Dataset records:
┌──
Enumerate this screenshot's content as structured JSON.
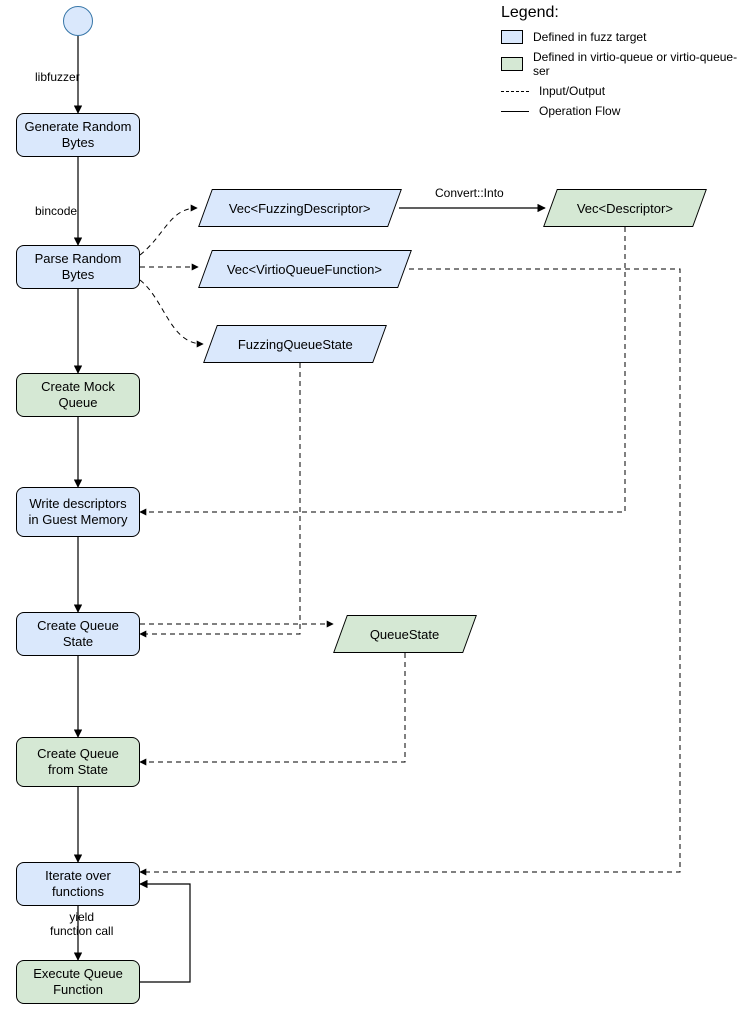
{
  "legend": {
    "title": "Legend:",
    "fuzz_target": "Defined in fuzz target",
    "virtio": "Defined in virtio-queue or virtio-queue-ser",
    "io": "Input/Output",
    "opflow": "Operation Flow"
  },
  "nodes": {
    "gen_bytes": "Generate Random Bytes",
    "parse_bytes": "Parse Random Bytes",
    "create_mock_queue": "Create Mock Queue",
    "write_desc": "Write descriptors in Guest Memory",
    "create_queue_state": "Create Queue State",
    "create_queue_from_state": "Create Queue from State",
    "iterate": "Iterate over functions",
    "exec": "Execute Queue Function"
  },
  "datatypes": {
    "vec_fuzz_desc": "Vec<FuzzingDescriptor>",
    "vec_virtio_fn": "Vec<VirtioQueueFunction>",
    "fuzz_q_state": "FuzzingQueueState",
    "vec_desc": "Vec<Descriptor>",
    "queue_state": "QueueState"
  },
  "labels": {
    "libfuzzer": "libfuzzer",
    "bincode": "bincode",
    "convert_into": "Convert::Into",
    "yield_fn": "yield\nfunction call"
  },
  "chart_data": {
    "type": "flowchart",
    "title": "",
    "start": "start-node",
    "legend": {
      "blue": "Defined in fuzz target",
      "green": "Defined in virtio-queue or virtio-queue-ser",
      "dashed_line": "Input/Output",
      "solid_line": "Operation Flow"
    },
    "nodes": [
      {
        "id": "start-node",
        "shape": "circle",
        "color": "blue",
        "label": ""
      },
      {
        "id": "gen-bytes",
        "shape": "rounded-rect",
        "color": "blue",
        "label": "Generate Random Bytes"
      },
      {
        "id": "parse-bytes",
        "shape": "rounded-rect",
        "color": "blue",
        "label": "Parse Random Bytes"
      },
      {
        "id": "create-mock-queue",
        "shape": "rounded-rect",
        "color": "green",
        "label": "Create Mock Queue"
      },
      {
        "id": "write-desc",
        "shape": "rounded-rect",
        "color": "blue",
        "label": "Write descriptors in Guest Memory"
      },
      {
        "id": "create-queue-state",
        "shape": "rounded-rect",
        "color": "blue",
        "label": "Create Queue State"
      },
      {
        "id": "create-queue-from-state",
        "shape": "rounded-rect",
        "color": "green",
        "label": "Create Queue from State"
      },
      {
        "id": "iterate",
        "shape": "rounded-rect",
        "color": "blue",
        "label": "Iterate over functions"
      },
      {
        "id": "exec",
        "shape": "rounded-rect",
        "color": "green",
        "label": "Execute Queue Function"
      },
      {
        "id": "vec-fuzz-desc",
        "shape": "parallelogram",
        "color": "blue",
        "label": "Vec<FuzzingDescriptor>"
      },
      {
        "id": "vec-virtio-fn",
        "shape": "parallelogram",
        "color": "blue",
        "label": "Vec<VirtioQueueFunction>"
      },
      {
        "id": "fuzz-q-state",
        "shape": "parallelogram",
        "color": "blue",
        "label": "FuzzingQueueState"
      },
      {
        "id": "vec-desc",
        "shape": "parallelogram",
        "color": "green",
        "label": "Vec<Descriptor>"
      },
      {
        "id": "queue-state",
        "shape": "parallelogram",
        "color": "green",
        "label": "QueueState"
      }
    ],
    "edges": [
      {
        "from": "start-node",
        "to": "gen-bytes",
        "style": "solid",
        "label": "libfuzzer"
      },
      {
        "from": "gen-bytes",
        "to": "parse-bytes",
        "style": "solid",
        "label": "bincode"
      },
      {
        "from": "parse-bytes",
        "to": "create-mock-queue",
        "style": "solid",
        "label": ""
      },
      {
        "from": "create-mock-queue",
        "to": "write-desc",
        "style": "solid",
        "label": ""
      },
      {
        "from": "write-desc",
        "to": "create-queue-state",
        "style": "solid",
        "label": ""
      },
      {
        "from": "create-queue-state",
        "to": "create-queue-from-state",
        "style": "solid",
        "label": ""
      },
      {
        "from": "create-queue-from-state",
        "to": "iterate",
        "style": "solid",
        "label": ""
      },
      {
        "from": "iterate",
        "to": "exec",
        "style": "solid",
        "label": "yield function call"
      },
      {
        "from": "exec",
        "to": "iterate",
        "style": "solid",
        "label": ""
      },
      {
        "from": "parse-bytes",
        "to": "vec-fuzz-desc",
        "style": "dashed",
        "label": ""
      },
      {
        "from": "parse-bytes",
        "to": "vec-virtio-fn",
        "style": "dashed",
        "label": ""
      },
      {
        "from": "parse-bytes",
        "to": "fuzz-q-state",
        "style": "dashed",
        "label": ""
      },
      {
        "from": "vec-fuzz-desc",
        "to": "vec-desc",
        "style": "solid",
        "label": "Convert::Into"
      },
      {
        "from": "vec-desc",
        "to": "write-desc",
        "style": "dashed",
        "label": ""
      },
      {
        "from": "fuzz-q-state",
        "to": "create-queue-state",
        "style": "dashed",
        "label": ""
      },
      {
        "from": "create-queue-state",
        "to": "queue-state",
        "style": "dashed",
        "label": ""
      },
      {
        "from": "queue-state",
        "to": "create-queue-from-state",
        "style": "dashed",
        "label": ""
      },
      {
        "from": "vec-virtio-fn",
        "to": "iterate",
        "style": "dashed",
        "label": ""
      }
    ]
  }
}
└──
» **THE EXERCISE**: From the listing above, print every entry precisely and drop the pictures.

» **RESPONSE TO THE TASK**:
Enumerate this screenshot's content as structured JSON.
{
  "legend": {
    "title": "Legend:",
    "fuzz_target": "Defined in fuzz target",
    "virtio": "Defined in virtio-queue or virtio-queue-ser",
    "io": "Input/Output",
    "opflow": "Operation Flow"
  },
  "nodes": {
    "gen_bytes": "Generate Random Bytes",
    "parse_bytes": "Parse Random Bytes",
    "create_mock_queue": "Create Mock Queue",
    "write_desc": "Write descriptors in Guest Memory",
    "create_queue_state": "Create Queue State",
    "create_queue_from_state": "Create Queue from State",
    "iterate": "Iterate over functions",
    "exec": "Execute Queue Function"
  },
  "datatypes": {
    "vec_fuzz_desc": "Vec<FuzzingDescriptor>",
    "vec_virtio_fn": "Vec<VirtioQueueFunction>",
    "fuzz_q_state": "FuzzingQueueState",
    "vec_desc": "Vec<Descriptor>",
    "queue_state": "QueueState"
  },
  "labels": {
    "libfuzzer": "libfuzzer",
    "bincode": "bincode",
    "convert_into": "Convert::Into",
    "yield_fn": "yield\nfunction call"
  },
  "chart_data": {
    "type": "flowchart",
    "title": "",
    "start": "start-node",
    "legend": {
      "blue": "Defined in fuzz target",
      "green": "Defined in virtio-queue or virtio-queue-ser",
      "dashed_line": "Input/Output",
      "solid_line": "Operation Flow"
    },
    "nodes": [
      {
        "id": "start-node",
        "shape": "circle",
        "color": "blue",
        "label": ""
      },
      {
        "id": "gen-bytes",
        "shape": "rounded-rect",
        "color": "blue",
        "label": "Generate Random Bytes"
      },
      {
        "id": "parse-bytes",
        "shape": "rounded-rect",
        "color": "blue",
        "label": "Parse Random Bytes"
      },
      {
        "id": "create-mock-queue",
        "shape": "rounded-rect",
        "color": "green",
        "label": "Create Mock Queue"
      },
      {
        "id": "write-desc",
        "shape": "rounded-rect",
        "color": "blue",
        "label": "Write descriptors in Guest Memory"
      },
      {
        "id": "create-queue-state",
        "shape": "rounded-rect",
        "color": "blue",
        "label": "Create Queue State"
      },
      {
        "id": "create-queue-from-state",
        "shape": "rounded-rect",
        "color": "green",
        "label": "Create Queue from State"
      },
      {
        "id": "iterate",
        "shape": "rounded-rect",
        "color": "blue",
        "label": "Iterate over functions"
      },
      {
        "id": "exec",
        "shape": "rounded-rect",
        "color": "green",
        "label": "Execute Queue Function"
      },
      {
        "id": "vec-fuzz-desc",
        "shape": "parallelogram",
        "color": "blue",
        "label": "Vec<FuzzingDescriptor>"
      },
      {
        "id": "vec-virtio-fn",
        "shape": "parallelogram",
        "color": "blue",
        "label": "Vec<VirtioQueueFunction>"
      },
      {
        "id": "fuzz-q-state",
        "shape": "parallelogram",
        "color": "blue",
        "label": "FuzzingQueueState"
      },
      {
        "id": "vec-desc",
        "shape": "parallelogram",
        "color": "green",
        "label": "Vec<Descriptor>"
      },
      {
        "id": "queue-state",
        "shape": "parallelogram",
        "color": "green",
        "label": "QueueState"
      }
    ],
    "edges": [
      {
        "from": "start-node",
        "to": "gen-bytes",
        "style": "solid",
        "label": "libfuzzer"
      },
      {
        "from": "gen-bytes",
        "to": "parse-bytes",
        "style": "solid",
        "label": "bincode"
      },
      {
        "from": "parse-bytes",
        "to": "create-mock-queue",
        "style": "solid",
        "label": ""
      },
      {
        "from": "create-mock-queue",
        "to": "write-desc",
        "style": "solid",
        "label": ""
      },
      {
        "from": "write-desc",
        "to": "create-queue-state",
        "style": "solid",
        "label": ""
      },
      {
        "from": "create-queue-state",
        "to": "create-queue-from-state",
        "style": "solid",
        "label": ""
      },
      {
        "from": "create-queue-from-state",
        "to": "iterate",
        "style": "solid",
        "label": ""
      },
      {
        "from": "iterate",
        "to": "exec",
        "style": "solid",
        "label": "yield function call"
      },
      {
        "from": "exec",
        "to": "iterate",
        "style": "solid",
        "label": ""
      },
      {
        "from": "parse-bytes",
        "to": "vec-fuzz-desc",
        "style": "dashed",
        "label": ""
      },
      {
        "from": "parse-bytes",
        "to": "vec-virtio-fn",
        "style": "dashed",
        "label": ""
      },
      {
        "from": "parse-bytes",
        "to": "fuzz-q-state",
        "style": "dashed",
        "label": ""
      },
      {
        "from": "vec-fuzz-desc",
        "to": "vec-desc",
        "style": "solid",
        "label": "Convert::Into"
      },
      {
        "from": "vec-desc",
        "to": "write-desc",
        "style": "dashed",
        "label": ""
      },
      {
        "from": "fuzz-q-state",
        "to": "create-queue-state",
        "style": "dashed",
        "label": ""
      },
      {
        "from": "create-queue-state",
        "to": "queue-state",
        "style": "dashed",
        "label": ""
      },
      {
        "from": "queue-state",
        "to": "create-queue-from-state",
        "style": "dashed",
        "label": ""
      },
      {
        "from": "vec-virtio-fn",
        "to": "iterate",
        "style": "dashed",
        "label": ""
      }
    ]
  }
}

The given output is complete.